What you will do: In the material below, identify each line bearing the word "Bonds". Reproduce those lines.

Stored data entries:
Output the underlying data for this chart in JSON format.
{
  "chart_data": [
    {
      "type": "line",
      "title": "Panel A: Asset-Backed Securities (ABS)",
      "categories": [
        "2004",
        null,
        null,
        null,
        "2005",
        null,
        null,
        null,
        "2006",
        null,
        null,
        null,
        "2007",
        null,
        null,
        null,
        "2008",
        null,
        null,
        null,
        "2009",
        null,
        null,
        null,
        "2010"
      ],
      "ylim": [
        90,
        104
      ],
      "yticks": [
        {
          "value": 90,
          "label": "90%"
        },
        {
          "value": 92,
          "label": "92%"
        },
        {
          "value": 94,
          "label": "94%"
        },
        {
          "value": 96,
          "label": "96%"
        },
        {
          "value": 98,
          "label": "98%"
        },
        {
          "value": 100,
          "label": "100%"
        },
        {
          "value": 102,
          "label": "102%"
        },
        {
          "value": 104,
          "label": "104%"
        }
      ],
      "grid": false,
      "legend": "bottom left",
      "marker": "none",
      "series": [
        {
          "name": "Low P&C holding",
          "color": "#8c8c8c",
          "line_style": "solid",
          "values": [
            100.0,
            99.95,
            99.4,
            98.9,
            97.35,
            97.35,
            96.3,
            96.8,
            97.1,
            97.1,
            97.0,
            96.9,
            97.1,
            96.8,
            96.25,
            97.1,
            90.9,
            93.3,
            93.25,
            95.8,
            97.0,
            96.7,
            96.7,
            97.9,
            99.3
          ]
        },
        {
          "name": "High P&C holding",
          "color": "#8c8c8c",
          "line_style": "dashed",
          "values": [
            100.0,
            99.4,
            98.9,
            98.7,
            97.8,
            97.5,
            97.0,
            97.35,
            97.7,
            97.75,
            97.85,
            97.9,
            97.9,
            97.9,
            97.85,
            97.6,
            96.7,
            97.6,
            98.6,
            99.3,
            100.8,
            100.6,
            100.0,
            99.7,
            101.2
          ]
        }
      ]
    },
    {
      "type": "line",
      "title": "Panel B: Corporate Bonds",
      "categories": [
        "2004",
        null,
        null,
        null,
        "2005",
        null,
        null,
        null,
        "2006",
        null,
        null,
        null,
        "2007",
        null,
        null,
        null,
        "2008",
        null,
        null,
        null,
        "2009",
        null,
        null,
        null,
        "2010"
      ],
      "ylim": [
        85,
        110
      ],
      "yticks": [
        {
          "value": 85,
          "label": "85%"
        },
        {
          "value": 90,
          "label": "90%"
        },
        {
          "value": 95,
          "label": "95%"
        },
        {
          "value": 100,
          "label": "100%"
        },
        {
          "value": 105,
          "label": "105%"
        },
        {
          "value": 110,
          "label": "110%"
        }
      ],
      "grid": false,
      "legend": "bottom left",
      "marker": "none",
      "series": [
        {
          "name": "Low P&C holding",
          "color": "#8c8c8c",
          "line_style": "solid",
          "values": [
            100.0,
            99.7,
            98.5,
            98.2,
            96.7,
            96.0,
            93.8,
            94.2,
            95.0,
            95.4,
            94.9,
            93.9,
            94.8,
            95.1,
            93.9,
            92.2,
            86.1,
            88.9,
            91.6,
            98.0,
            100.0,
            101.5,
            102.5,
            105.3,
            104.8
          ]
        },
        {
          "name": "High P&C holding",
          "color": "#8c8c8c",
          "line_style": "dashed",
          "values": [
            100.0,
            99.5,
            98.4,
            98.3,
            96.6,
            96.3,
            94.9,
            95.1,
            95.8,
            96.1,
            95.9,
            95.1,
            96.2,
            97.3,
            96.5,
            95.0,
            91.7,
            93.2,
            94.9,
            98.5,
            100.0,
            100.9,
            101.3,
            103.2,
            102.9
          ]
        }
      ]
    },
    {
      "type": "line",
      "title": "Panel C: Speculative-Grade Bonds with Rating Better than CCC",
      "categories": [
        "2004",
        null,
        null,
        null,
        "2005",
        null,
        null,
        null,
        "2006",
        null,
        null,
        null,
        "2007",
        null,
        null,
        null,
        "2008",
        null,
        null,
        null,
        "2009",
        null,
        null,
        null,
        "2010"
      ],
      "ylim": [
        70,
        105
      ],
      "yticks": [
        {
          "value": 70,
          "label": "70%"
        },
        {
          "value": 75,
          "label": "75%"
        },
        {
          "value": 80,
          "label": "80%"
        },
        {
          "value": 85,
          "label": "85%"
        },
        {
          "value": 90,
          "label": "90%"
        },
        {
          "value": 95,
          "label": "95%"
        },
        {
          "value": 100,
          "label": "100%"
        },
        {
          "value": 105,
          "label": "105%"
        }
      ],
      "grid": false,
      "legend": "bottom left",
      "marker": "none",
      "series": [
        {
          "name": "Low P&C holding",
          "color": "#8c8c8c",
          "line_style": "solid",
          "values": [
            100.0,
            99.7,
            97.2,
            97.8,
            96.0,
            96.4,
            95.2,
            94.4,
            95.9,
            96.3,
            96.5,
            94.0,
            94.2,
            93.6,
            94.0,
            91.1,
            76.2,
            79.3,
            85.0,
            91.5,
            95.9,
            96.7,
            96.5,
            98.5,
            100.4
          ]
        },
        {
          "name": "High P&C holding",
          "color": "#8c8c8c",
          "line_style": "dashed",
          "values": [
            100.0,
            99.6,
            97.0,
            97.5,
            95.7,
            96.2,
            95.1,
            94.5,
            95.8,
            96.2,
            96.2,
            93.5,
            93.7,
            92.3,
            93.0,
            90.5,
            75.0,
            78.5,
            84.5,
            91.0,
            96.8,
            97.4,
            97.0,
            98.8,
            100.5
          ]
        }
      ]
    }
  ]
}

Solution for this exercise:
      "title": "Panel B: Corporate Bonds",
      "title": "Panel C: Speculative-Grade Bonds with Rating Better than CCC",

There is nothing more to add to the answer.